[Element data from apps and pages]
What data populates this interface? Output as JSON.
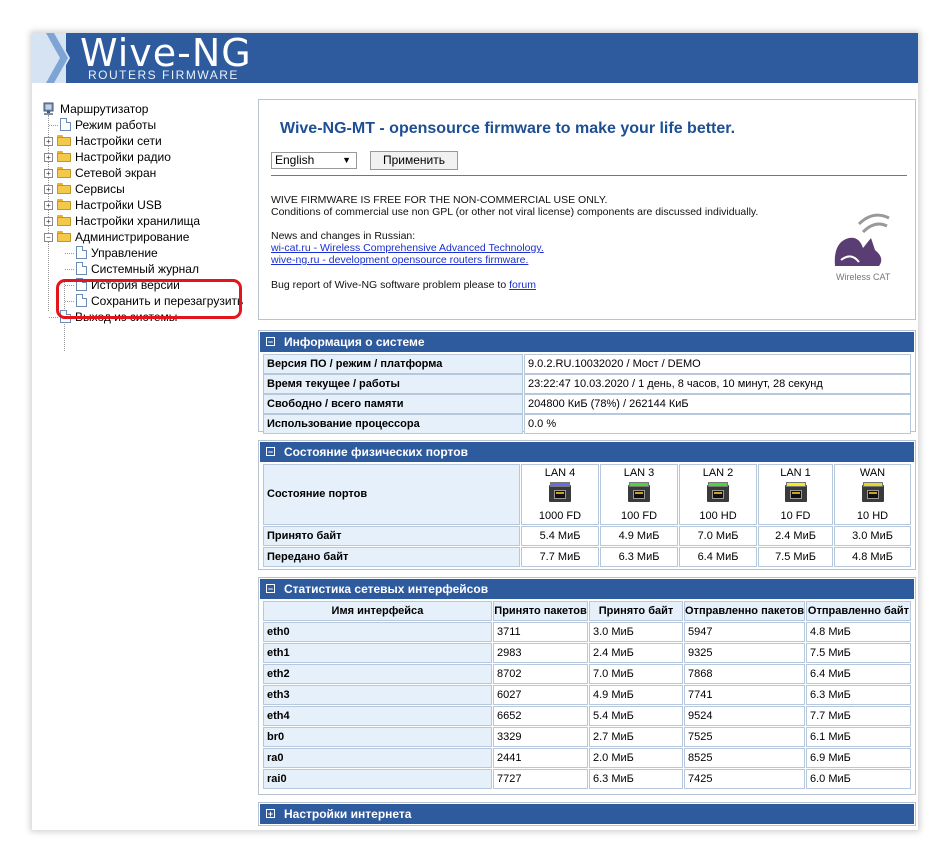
{
  "header": {
    "logo_title": "Wive-NG",
    "logo_subtitle": "ROUTERS FIRMWARE"
  },
  "sidebar": {
    "root": "Маршрутизатор",
    "items": [
      {
        "label": "Режим работы",
        "type": "page"
      },
      {
        "label": "Настройки сети",
        "type": "folder"
      },
      {
        "label": "Настройки радио",
        "type": "folder"
      },
      {
        "label": "Сетевой экран",
        "type": "folder"
      },
      {
        "label": "Сервисы",
        "type": "folder"
      },
      {
        "label": "Настройки USB",
        "type": "folder"
      },
      {
        "label": "Настройки хранилища",
        "type": "folder"
      },
      {
        "label": "Администрирование",
        "type": "folder",
        "expanded": true,
        "children": [
          "Управление",
          "Системный журнал",
          "История версий",
          "Сохранить и перезагрузить"
        ]
      },
      {
        "label": "Выход из системы",
        "type": "page"
      }
    ],
    "highlighted_item": "Сохранить и перезагрузить"
  },
  "intro": {
    "title": "Wive-NG-MT - opensource firmware to make your life better.",
    "language_value": "English",
    "apply_label": "Применить",
    "line1": "WIVE FIRMWARE IS FREE FOR THE NON-COMMERCIAL USE ONLY.",
    "line2": "Conditions of commercial use non GPL (or other not viral license) components are discussed individually.",
    "news_label": "News and changes in Russian:",
    "link1": "wi-cat.ru - Wireless Comprehensive Advanced Technology.",
    "link2": "wive-ng.ru - development opensource routers firmware.",
    "bug_text": "Bug report of Wive-NG software problem please to",
    "forum_link": "forum",
    "cat_caption": "Wireless CAT"
  },
  "sysinfo": {
    "title": "Информация о системе",
    "rows": [
      {
        "label": "Версия ПО / режим / платформа",
        "value": "9.0.2.RU.10032020 / Мост / DEMO"
      },
      {
        "label": "Время текущее / работы",
        "value": "23:22:47 10.03.2020 / 1 день, 8 часов, 10 минут, 28 секунд"
      },
      {
        "label": "Свободно / всего памяти",
        "value": "204800 КиБ (78%) / 262144 КиБ"
      },
      {
        "label": "Использование процессора",
        "value": "0.0 %"
      }
    ]
  },
  "ports": {
    "title": "Состояние физических портов",
    "state_label": "Состояние портов",
    "rx_label": "Принято байт",
    "tx_label": "Передано байт",
    "list": [
      {
        "name": "LAN 4",
        "speed": "1000 FD",
        "led": "#6a6ae8",
        "rx": "5.4 МиБ",
        "tx": "7.7 МиБ"
      },
      {
        "name": "LAN 3",
        "speed": "100 FD",
        "led": "#4bd63a",
        "rx": "4.9 МиБ",
        "tx": "6.3 МиБ"
      },
      {
        "name": "LAN 2",
        "speed": "100 HD",
        "led": "#4bd63a",
        "rx": "7.0 МиБ",
        "tx": "6.4 МиБ"
      },
      {
        "name": "LAN 1",
        "speed": "10 FD",
        "led": "#f2ea2a",
        "rx": "2.4 МиБ",
        "tx": "7.5 МиБ"
      },
      {
        "name": "WAN",
        "speed": "10 HD",
        "led": "#e2d82a",
        "rx": "3.0 МиБ",
        "tx": "4.8 МиБ"
      }
    ]
  },
  "netstats": {
    "title": "Статистика сетевых интерфейсов",
    "columns": [
      "Имя интерфейса",
      "Принято пакетов",
      "Принято байт",
      "Отправленно пакетов",
      "Отправленно байт"
    ],
    "rows": [
      [
        "eth0",
        "3711",
        "3.0 МиБ",
        "5947",
        "4.8 МиБ"
      ],
      [
        "eth1",
        "2983",
        "2.4 МиБ",
        "9325",
        "7.5 МиБ"
      ],
      [
        "eth2",
        "8702",
        "7.0 МиБ",
        "7868",
        "6.4 МиБ"
      ],
      [
        "eth3",
        "6027",
        "4.9 МиБ",
        "7741",
        "6.3 МиБ"
      ],
      [
        "eth4",
        "6652",
        "5.4 МиБ",
        "9524",
        "7.7 МиБ"
      ],
      [
        "br0",
        "3329",
        "2.7 МиБ",
        "7525",
        "6.1 МиБ"
      ],
      [
        "ra0",
        "2441",
        "2.0 МиБ",
        "8525",
        "6.9 МиБ"
      ],
      [
        "rai0",
        "7727",
        "6.3 МиБ",
        "7425",
        "6.0 МиБ"
      ]
    ]
  },
  "internet": {
    "title": "Настройки интернета"
  },
  "colors": {
    "header_blue": "#2e5a9e",
    "title_blue": "#1e4f93",
    "highlight_red": "#e2141c",
    "label_bg": "#e6f0fa"
  }
}
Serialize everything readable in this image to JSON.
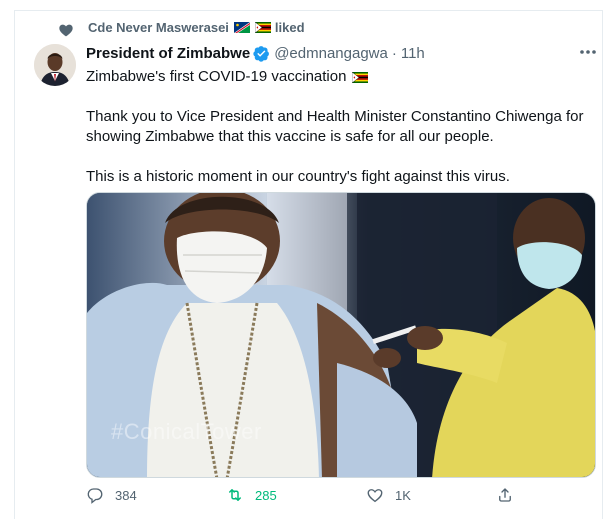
{
  "social_context": {
    "name": "Cde Never Maswerasei",
    "action": "liked"
  },
  "tweet": {
    "author_name": "President of Zimbabwe",
    "handle": "@edmnangagwa",
    "separator": "·",
    "time": "11h",
    "text_line1": "Zimbabwe's first COVID-19 vaccination",
    "text_para2": "Thank you to Vice President and Health Minister Constantino Chiwenga for showing Zimbabwe that this vaccine is safe for all our people.",
    "text_para3": "This is a historic moment in our country's fight against this virus.",
    "media_watermark": "#ConicalTower"
  },
  "actions": {
    "reply_count": "384",
    "retweet_count": "285",
    "like_count": "1K"
  },
  "colors": {
    "verified": "#1d9bf0",
    "retweeted": "#00ba7c",
    "muted": "#536471"
  },
  "icons": {
    "social": "heart-icon",
    "verified": "verified-badge-icon",
    "more": "more-options-icon",
    "reply": "reply-icon",
    "retweet": "retweet-icon",
    "like": "heart-icon",
    "share": "share-icon"
  }
}
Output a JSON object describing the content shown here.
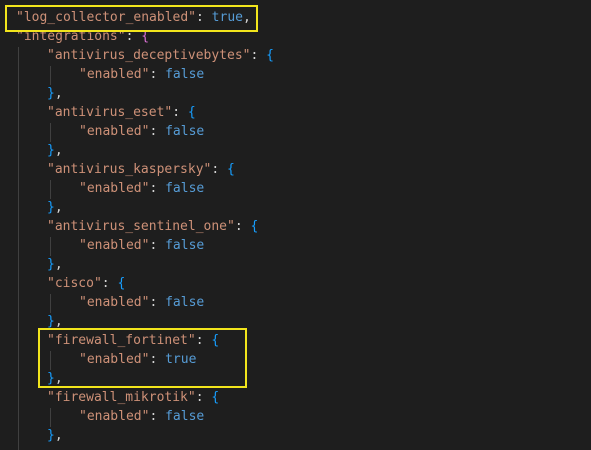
{
  "colors": {
    "background": "#1e1e1e",
    "string_key": "#ce9178",
    "literal": "#569cd6",
    "punctuation": "#d4d4d4",
    "highlight_box": "#f2e51c",
    "indent_guide": "#404040"
  },
  "lines": {
    "l1": {
      "key": "\"log_collector_enabled\"",
      "sep": ": ",
      "value": "true",
      "tail": ","
    },
    "l2": {
      "key": "\"integrations\"",
      "sep": ": ",
      "open": "{"
    },
    "l3": {
      "key": "\"antivirus_deceptivebytes\"",
      "sep": ": ",
      "open": "{"
    },
    "l4": {
      "key": "\"enabled\"",
      "sep": ": ",
      "value": "false"
    },
    "l5": {
      "close": "}",
      "tail": ","
    },
    "l6": {
      "key": "\"antivirus_eset\"",
      "sep": ": ",
      "open": "{"
    },
    "l7": {
      "key": "\"enabled\"",
      "sep": ": ",
      "value": "false"
    },
    "l8": {
      "close": "}",
      "tail": ","
    },
    "l9": {
      "key": "\"antivirus_kaspersky\"",
      "sep": ": ",
      "open": "{"
    },
    "l10": {
      "key": "\"enabled\"",
      "sep": ": ",
      "value": "false"
    },
    "l11": {
      "close": "}",
      "tail": ","
    },
    "l12": {
      "key": "\"antivirus_sentinel_one\"",
      "sep": ": ",
      "open": "{"
    },
    "l13": {
      "key": "\"enabled\"",
      "sep": ": ",
      "value": "false"
    },
    "l14": {
      "close": "}",
      "tail": ","
    },
    "l15": {
      "key": "\"cisco\"",
      "sep": ": ",
      "open": "{"
    },
    "l16": {
      "key": "\"enabled\"",
      "sep": ": ",
      "value": "false"
    },
    "l17": {
      "close": "}",
      "tail": ","
    },
    "l18": {
      "key": "\"firewall_fortinet\"",
      "sep": ": ",
      "open": "{"
    },
    "l19": {
      "key": "\"enabled\"",
      "sep": ": ",
      "value": "true"
    },
    "l20": {
      "close": "}",
      "tail": ","
    },
    "l21": {
      "key": "\"firewall_mikrotik\"",
      "sep": ": ",
      "open": "{"
    },
    "l22": {
      "key": "\"enabled\"",
      "sep": ": ",
      "value": "false"
    },
    "l23": {
      "close": "}",
      "tail": ","
    }
  }
}
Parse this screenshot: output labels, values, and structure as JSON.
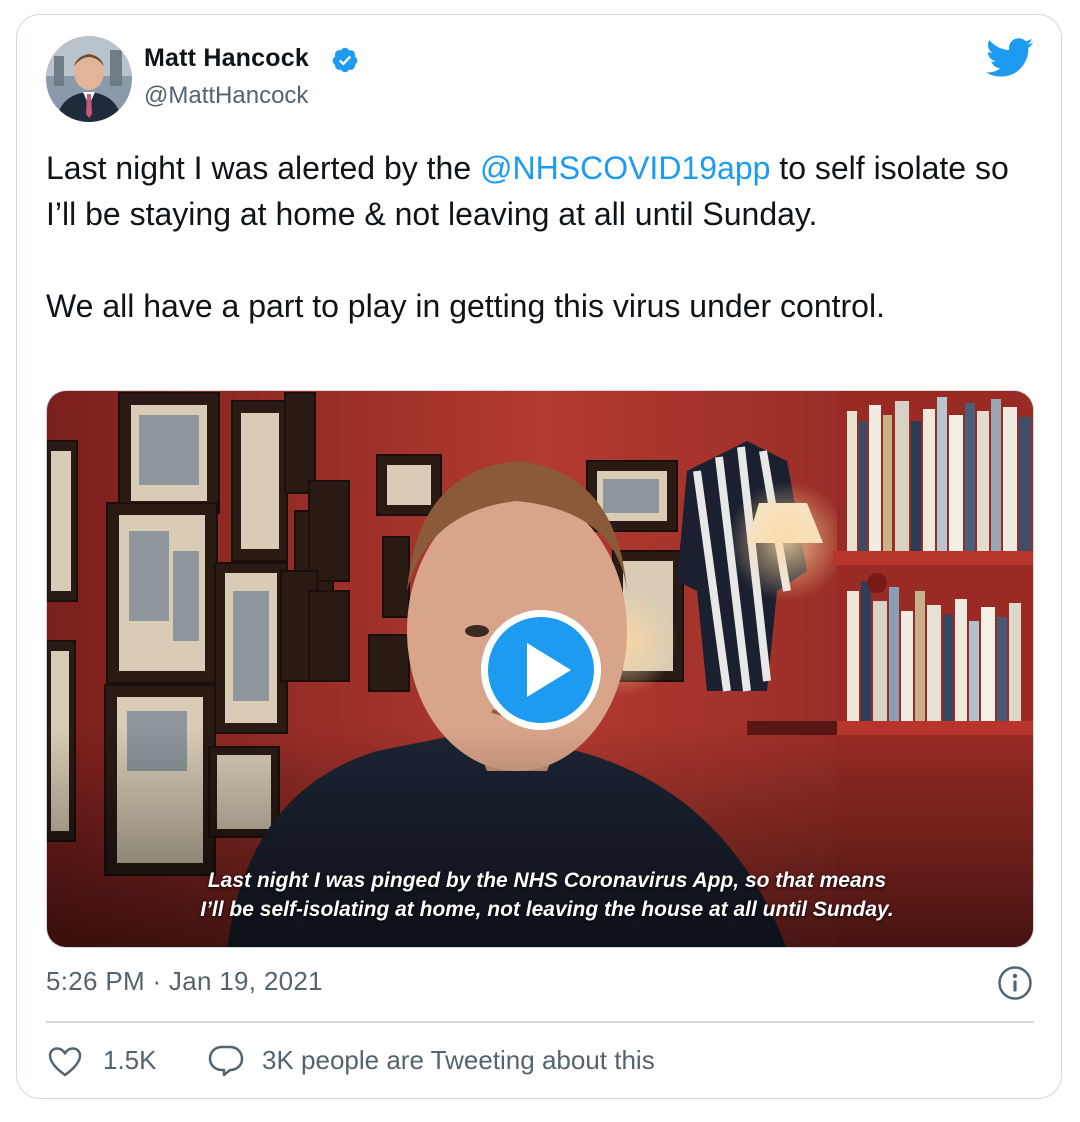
{
  "author": {
    "name": "Matt Hancock",
    "handle": "@MattHancock",
    "verified": true,
    "verified_icon": "verified-badge-icon",
    "avatar_icon": "avatar"
  },
  "brand": {
    "logo_icon": "twitter-bird-icon",
    "color": "#1d9bf0"
  },
  "tweet": {
    "line1_before": "Last night I was alerted by the ",
    "mention": "@NHSCOVID19app",
    "line1_after": " to self isolate so I’ll be staying at home & not leaving at all until Sunday.",
    "paragraph2": "We all have a part to play in getting this virus under control."
  },
  "video": {
    "caption_line1": "Last night I was pinged by the NHS Coronavirus App, so that means",
    "caption_line2": "I’ll be self-isolating at home, not leaving the house at all until Sunday.",
    "play_icon": "play-icon"
  },
  "meta": {
    "timestamp": "5:26 PM · Jan 19, 2021",
    "info_icon": "info-icon"
  },
  "actions": {
    "likes": "1.5K",
    "like_icon": "heart-icon",
    "tweeting_text": "3K people are Tweeting about this",
    "tweeting_icon": "reply-bubble-icon"
  },
  "colors": {
    "text": "#0f1419",
    "secondary": "#536471",
    "link": "#1d9bf0",
    "border": "#cfd9de",
    "wall": "#a8302a"
  }
}
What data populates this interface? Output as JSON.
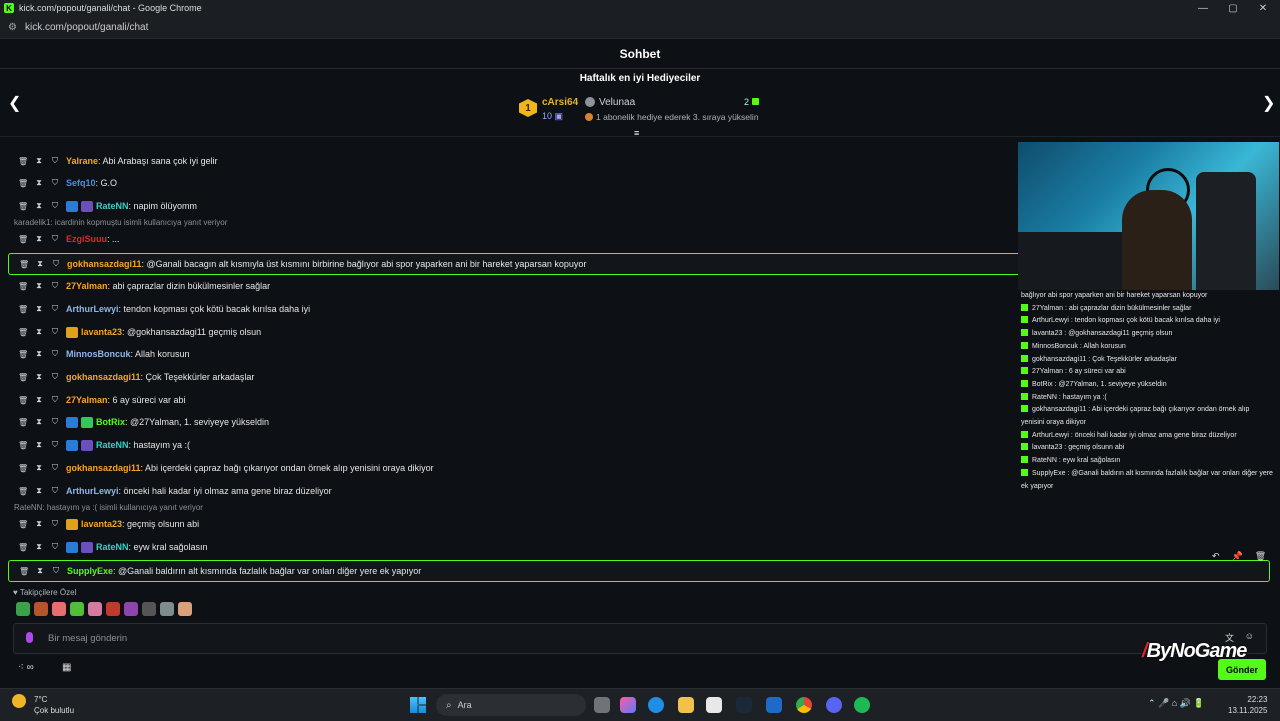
{
  "window": {
    "title": "kick.com/popout/ganali/chat - Google Chrome",
    "url": "kick.com/popout/ganali/chat"
  },
  "header": {
    "title": "Sohbet"
  },
  "gifters": {
    "title": "Haftalık en iyi Hediyeciler",
    "first": {
      "rank": "1",
      "name": "cArsi64",
      "count": "10"
    },
    "second": {
      "name": "Velunaa",
      "count": "2",
      "hint": "1 abonelik hediye ederek 3. sıraya yükselin"
    }
  },
  "messages": [
    {
      "user": "Yalrane",
      "text": ": Abi Arabaşı sana çok iyi gelir",
      "color": "#f5a623",
      "badges": []
    },
    {
      "user": "Sefq10",
      "text": ": G.O",
      "color": "#4a90e2",
      "badges": []
    },
    {
      "user": "RateNN",
      "text": ": napim ölüyomm",
      "color": "#39d0c8",
      "badges": [
        "#2a7bd3",
        "#6b4fbb"
      ]
    },
    {
      "user": "EzgiSuuu",
      "text": ": ...",
      "color": "#e0262b",
      "badges": [],
      "reply": "karadelik1: icardinin kopmuştu isimli kullanıcıya yanıt veriyor"
    },
    {
      "user": "gokhansazdagi11",
      "text": ": @Ganali bacagın alt kısmıyla üst kısmını birbirine bağlıyor abi spor yaparken ani bir hareket yaparsan kopuyor",
      "color": "#f5a623",
      "badges": [],
      "highlight": true
    },
    {
      "user": "27Yalman",
      "text": ": abi çaprazlar dizin bükülmesinler sağlar",
      "color": "#f5a623",
      "badges": []
    },
    {
      "user": "ArthurLewyi",
      "text": ": tendon kopması çok kötü bacak kırılsa daha iyi",
      "color": "#8fb6e8",
      "badges": []
    },
    {
      "user": "lavanta23",
      "text": ": @gokhansazdagi11 geçmiş olsun",
      "color": "#f5a623",
      "badges": [
        "#e0a21b"
      ]
    },
    {
      "user": "MinnosBoncuk",
      "text": ": Allah korusun",
      "color": "#8fb6e8",
      "badges": []
    },
    {
      "user": "gokhansazdagi11",
      "text": ": Çok Teşekkürler arkadaşlar",
      "color": "#f5a623",
      "badges": []
    },
    {
      "user": "27Yalman",
      "text": ": 6 ay süreci var abi",
      "color": "#f5a623",
      "badges": []
    },
    {
      "user": "BotRix",
      "text": ": @27Yalman, 1. seviyeye yükseldin",
      "color": "#53fc18",
      "badges": [
        "#2a7bd3",
        "#35c759"
      ]
    },
    {
      "user": "RateNN",
      "text": ": hastayım ya :(",
      "color": "#39d0c8",
      "badges": [
        "#2a7bd3",
        "#6b4fbb"
      ]
    },
    {
      "user": "gokhansazdagi11",
      "text": ": Abi içerdeki çapraz bağı çıkarıyor ondan örnek alıp yenisini oraya dikiyor",
      "color": "#f5a623",
      "badges": []
    },
    {
      "user": "ArthurLewyi",
      "text": ": önceki hali kadar iyi olmaz ama gene biraz düzeliyor",
      "color": "#8fb6e8",
      "badges": []
    },
    {
      "user": "lavanta23",
      "text": ": geçmiş olsunn abi",
      "color": "#f5a623",
      "badges": [
        "#e0a21b"
      ],
      "reply": "RateNN: hastayım ya :( isimli kullanıcıya yanıt veriyor"
    },
    {
      "user": "RateNN",
      "text": ": eyw kral sağolasın",
      "color": "#39d0c8",
      "badges": [
        "#2a7bd3",
        "#6b4fbb"
      ]
    },
    {
      "user": "SupplyExe",
      "text": ": @Ganali baldırın alt kısmında fazlalık bağlar var onları diğer yere ek yapıyor",
      "color": "#53fc18",
      "badges": [],
      "highlight": true
    }
  ],
  "overlay": [
    {
      "t": "bağlıyor abi spor yaparken ani bir hareket yaparsan kopuyor",
      "noBadge": true
    },
    {
      "t": "27Yalman : abi çaprazlar dizin bükülmesinler sağlar"
    },
    {
      "t": "ArthurLewyi : tendon kopması çok kötü bacak kırılsa daha iyi"
    },
    {
      "t": "lavanta23 : @gokhansazdagi11 geçmiş olsun"
    },
    {
      "t": "MinnosBoncuk : Allah korusun"
    },
    {
      "t": "gokhansazdagi11 : Çok Teşekkürler arkadaşlar"
    },
    {
      "t": "27Yalman : 6 ay süreci var abi"
    },
    {
      "t": "BotRix : @27Yalman, 1. seviyeye yükseldin"
    },
    {
      "t": "RateNN : hastayım ya :("
    },
    {
      "t": "gokhansazdagi11 : Abi içerdeki çapraz bağı çıkarıyor ondan örnek alıp"
    },
    {
      "t": "yenisini oraya dikiyor",
      "noBadge": true
    },
    {
      "t": "ArthurLewyi : önceki hali kadar iyi olmaz ama gene biraz düzeliyor"
    },
    {
      "t": "lavanta23 : geçmiş olsunn abi"
    },
    {
      "t": "RateNN : eyw kral sağolasın"
    },
    {
      "t": "SupplyExe : @Ganali baldırın alt kısmında fazlalık bağlar var onları diğer yere"
    },
    {
      "t": "ek yapıyor",
      "noBadge": true
    }
  ],
  "followers": {
    "label": "Takipçilere Özel"
  },
  "emotes": [
    "#3aa34a",
    "#b5552b",
    "#e86d6d",
    "#4fbf3a",
    "#d67aa0",
    "#c0392b",
    "#8e44ad",
    "#555555",
    "#7f8c8d",
    "#d9a07a"
  ],
  "input": {
    "placeholder": "Bir mesaj gönderin"
  },
  "send_label": "Gönder",
  "watermark": {
    "left": "ByNo",
    "right": "Game"
  },
  "taskbar": {
    "temp": "7°C",
    "weather": "Çok bulutlu",
    "search": "Ara",
    "time": "22:23",
    "date": "13.11.2025"
  },
  "colors": {
    "accent": "#53fc18",
    "background": "#0d1014"
  }
}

— EXERCISE —
Find every line above where the word "daha" occurs, and copy that line.

— ANSWER SECTION —
      "text": ": tendon kopması çok kötü bacak kırılsa daha iyi",
      "t": "ArthurLewyi : tendon kopması çok kötü bacak kırılsa daha iyi"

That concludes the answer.